▶ [Page excerpt]:

Feature

Collaboration born
at a poster session

How two grad students met at a poster session, cooked up a study and cracked a puzzle
Laurel Oldach
June 1, 2018

It was January 2008.

Lyme disease was — and remains — the most common vector-borne disease in the Northern Hemisphere. Doctors across the United States were beginning to prepare for a summer when nearly 29,000 new cases would be diagnosed.

Celebrex was a blockbuster anti-inflammatory drug, with $2.5 billion in sales that year for treatment of arthritis and acute pain — including the arthritis that can be a complication of untreated Lyme infection.

And in Big Sky, Montana, two graduate students at a Keystone Lipids Conference were cooking up research that would explain why, at least in mice, treating Lyme with Celebrex is a bad idea.

For Victoria Blaho and Matt Buczynski, the conference was the launching pad for an independent career in science. Both came to the meeting as graduate students with well-established projects, looking to expand on a certain angle. Both came away with an exciting new project and, eventually, the answer to a puzzle neither could have cracked alone.

Victoria Blaho is a research assistant professor at Sanford Burnham Prebys in California.Courtesy of Sanford Burnham Prebys Medical Discovery Institute Matt Buczynski is an assistant professor at the School of Neuroscience at Virginia Tech. Courtesy of Virginia Tech

“It’s a great example of why it’s important for graduate students and postdocs to go to meetings,” Blaho said, “especially these small meetings.”

A mouse model of Lyme disease

Lyme disease in humans is caused by infection with the bacteria Borrelia burgdorferi, a spirochete that is transmitted by tick bite. Antibiotics given early can clear the infection. But if left untreated, it can spread to the joints and other tissues, causing arthritis in about 60 percent of cases. In some patients, the arthritis persists even after a course of antibiotics.

Charles BrownAt the time of the conference, Victoria Blaho was a graduate student studying a mouse model of Lyme infection in Charles Brown’s newly opened lab at the University of Missouri. The group knew that after being infected with B. burgdorferi in the hind paw, their mice developed arthritis in the nearest ankle joint, mediated by the innate immune system. The arthritis resolved as the immune system cleared the bacteria from the joints. While studying this model, Blaho had found that treating mice with Celebrex could prevent their arthritis from healing.

“It didn’t make the disease worse,” she said about the drug. “But it didn’t decrease the inflammation, and it prevented the ability of the arthritis to resolve.” Celebrex inhibits a specific cyclooxygenase enzyme, Cox-2, which converts arachidonic acid released from the cell membranes by the phospholipase A2 enzyme, or PLA2, into lipid mediators of inflammation. So it was surprising that inhibiting the Cox-2 enzyme would turn a short inflammatory response to infection into a chronic inflammatory disease.

“It’s exactly the opposite of what you’d observe in other models,” Blaho’s graduate mentor, Charles Brown, said.

In other mouse models of arthritis, which are driven by an antibody response to the mouse’s own tissue, inhibiting Cox-2 prevents joint pain. But unlike most mouse models, the Lyme disease model involved a whole pathogen, rather than a single molecular component, and a systemic immune response to it. The lab knew that the drug did not affect development of an antibody response compared to untreated animals, or clearance of Lyme bacteria from the joint where Blaho had introduced it.

Rows from a data source
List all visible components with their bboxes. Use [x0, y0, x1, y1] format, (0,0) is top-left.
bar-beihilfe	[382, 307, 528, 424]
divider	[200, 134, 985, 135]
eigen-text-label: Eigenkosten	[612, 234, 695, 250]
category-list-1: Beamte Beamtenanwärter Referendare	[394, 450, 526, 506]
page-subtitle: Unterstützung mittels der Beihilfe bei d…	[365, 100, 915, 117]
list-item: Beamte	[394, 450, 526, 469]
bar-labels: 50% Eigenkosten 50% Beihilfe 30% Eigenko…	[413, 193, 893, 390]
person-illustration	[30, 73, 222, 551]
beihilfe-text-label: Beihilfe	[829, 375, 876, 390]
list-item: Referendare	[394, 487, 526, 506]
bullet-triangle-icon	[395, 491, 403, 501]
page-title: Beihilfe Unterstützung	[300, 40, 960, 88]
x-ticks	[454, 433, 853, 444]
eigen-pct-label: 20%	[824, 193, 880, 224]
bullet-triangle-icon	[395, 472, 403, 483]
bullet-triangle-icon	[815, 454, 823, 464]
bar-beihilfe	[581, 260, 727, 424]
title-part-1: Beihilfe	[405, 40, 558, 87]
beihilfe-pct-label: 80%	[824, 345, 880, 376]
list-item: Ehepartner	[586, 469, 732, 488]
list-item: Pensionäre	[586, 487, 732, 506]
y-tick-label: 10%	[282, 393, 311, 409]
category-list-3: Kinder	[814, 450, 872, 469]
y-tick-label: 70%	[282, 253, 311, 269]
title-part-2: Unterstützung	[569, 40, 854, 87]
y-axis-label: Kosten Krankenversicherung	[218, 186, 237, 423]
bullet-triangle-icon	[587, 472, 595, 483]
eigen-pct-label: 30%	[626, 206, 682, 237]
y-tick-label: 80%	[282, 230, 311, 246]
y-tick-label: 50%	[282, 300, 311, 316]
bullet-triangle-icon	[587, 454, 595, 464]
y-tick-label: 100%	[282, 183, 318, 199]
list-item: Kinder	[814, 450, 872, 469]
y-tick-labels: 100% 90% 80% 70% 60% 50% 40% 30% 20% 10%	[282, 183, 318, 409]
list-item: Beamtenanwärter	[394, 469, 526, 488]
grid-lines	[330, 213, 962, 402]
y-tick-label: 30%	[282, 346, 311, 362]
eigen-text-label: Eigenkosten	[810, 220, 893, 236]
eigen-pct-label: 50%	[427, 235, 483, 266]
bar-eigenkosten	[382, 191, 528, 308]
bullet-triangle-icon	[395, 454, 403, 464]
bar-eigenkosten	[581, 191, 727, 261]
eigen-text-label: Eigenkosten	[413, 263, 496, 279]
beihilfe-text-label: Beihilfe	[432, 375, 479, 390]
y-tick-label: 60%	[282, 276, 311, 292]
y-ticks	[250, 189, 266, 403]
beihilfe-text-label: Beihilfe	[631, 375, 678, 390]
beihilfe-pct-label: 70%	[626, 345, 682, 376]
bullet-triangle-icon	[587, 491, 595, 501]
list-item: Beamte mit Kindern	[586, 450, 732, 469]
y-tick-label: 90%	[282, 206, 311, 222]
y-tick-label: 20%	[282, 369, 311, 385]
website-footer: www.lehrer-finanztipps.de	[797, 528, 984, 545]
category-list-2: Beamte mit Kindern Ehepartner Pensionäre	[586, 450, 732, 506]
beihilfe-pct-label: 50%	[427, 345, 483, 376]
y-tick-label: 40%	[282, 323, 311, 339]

▶ [Required work]: Write the next part of the feature on the Lyme disease collaboration, starting after its last sentence.

▶ [Answer box]:
To understand how the drug changed the course of infection, Blaho and Brown reasoned that they needed to understand how Cox-2 products change during infection. But the compounds are difficult to extract and study; at the time, no commercial services offered lipidomic assays, and they didn’t know anyone in the lipid field.

A novel technique and a felicitous meeting

Matt Buczynski, a student of lipid biochemist Edward Dennis at the University of California, San Diego, was at the forefront of the new wave of lipidomics. He had been second author on a recent paper out of the Dennis lab that introduced a new technique for simultaneously identifying and quantifying up to 60 lipid species in the eicosanoid family. Eicosanoids are water-soluble mediators of inflammation that all are derived from arachidonic acid released from the cell membrane by PLA2 and then modified by various enzymes, including Cox-2.

Edward Dennis The eicosanoids have various biological effects, but because they are so similar, each representing a different minor modification to arachidonic acid, it was difficult to tell them apart. Being able to measure them separately was an important advance. The lab had piloted the development of the lipidomics field by exploiting a cell model of inflammation.

“We were working with macrophages, and doing these really cool lipidomics approaches,” Buczynski said. “B ut of course if you’re working with one cell type, you’re only seeing part of the picture.”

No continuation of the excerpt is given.